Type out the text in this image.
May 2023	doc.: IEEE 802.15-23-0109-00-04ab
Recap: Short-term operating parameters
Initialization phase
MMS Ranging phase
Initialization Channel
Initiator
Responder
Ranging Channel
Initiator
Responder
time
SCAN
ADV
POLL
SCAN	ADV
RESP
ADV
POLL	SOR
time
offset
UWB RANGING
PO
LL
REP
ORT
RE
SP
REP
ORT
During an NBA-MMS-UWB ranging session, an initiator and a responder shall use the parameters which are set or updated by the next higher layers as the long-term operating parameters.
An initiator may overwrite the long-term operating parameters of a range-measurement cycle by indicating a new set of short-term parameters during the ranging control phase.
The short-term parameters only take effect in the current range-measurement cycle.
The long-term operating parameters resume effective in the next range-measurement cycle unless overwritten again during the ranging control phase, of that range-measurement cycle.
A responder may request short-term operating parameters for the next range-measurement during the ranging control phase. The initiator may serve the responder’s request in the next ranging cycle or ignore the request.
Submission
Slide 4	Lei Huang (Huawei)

Task details:
Copy each record from above without leaving any out.

Exercise solution:
Type out the text in this image.
May 2023	doc.: IEEE 802.15-23-0109-00-04ab
Recap: Short-term operating parameters
Initialization phase
MMS Ranging phase
Initialization Channel
Initiator
Responder
Ranging Channel
Initiator
Responder
time
SCAN
ADV
POLL
SCAN	ADV
RESP
ADV
POLL	SOR
time
offset
UWB RANGING
PO
LL
REP
ORT
RE
SP
REP
ORT
During an NBA-MMS-UWB ranging session, an initiator and a responder shall use the parameters which are set or updated by the next higher layers as the long-term operating parameters.
An initiator may overwrite the long-term operating parameters of a range-measurement cycle by indicating a new set of short-term parameters during the ranging control phase.
The short-term parameters only take effect in the current range-measurement cycle.
The long-term operating parameters resume effective in the next range-measurement cycle unless overwritten again during the ranging control phase, of that range-measurement cycle.
A responder may request short-term operating parameters for the next range-measurement during the ranging control phase. The initiator may serve the responder’s request in the next ranging cycle or ignore the request.
Submission
Slide 4	Lei Huang (Huawei)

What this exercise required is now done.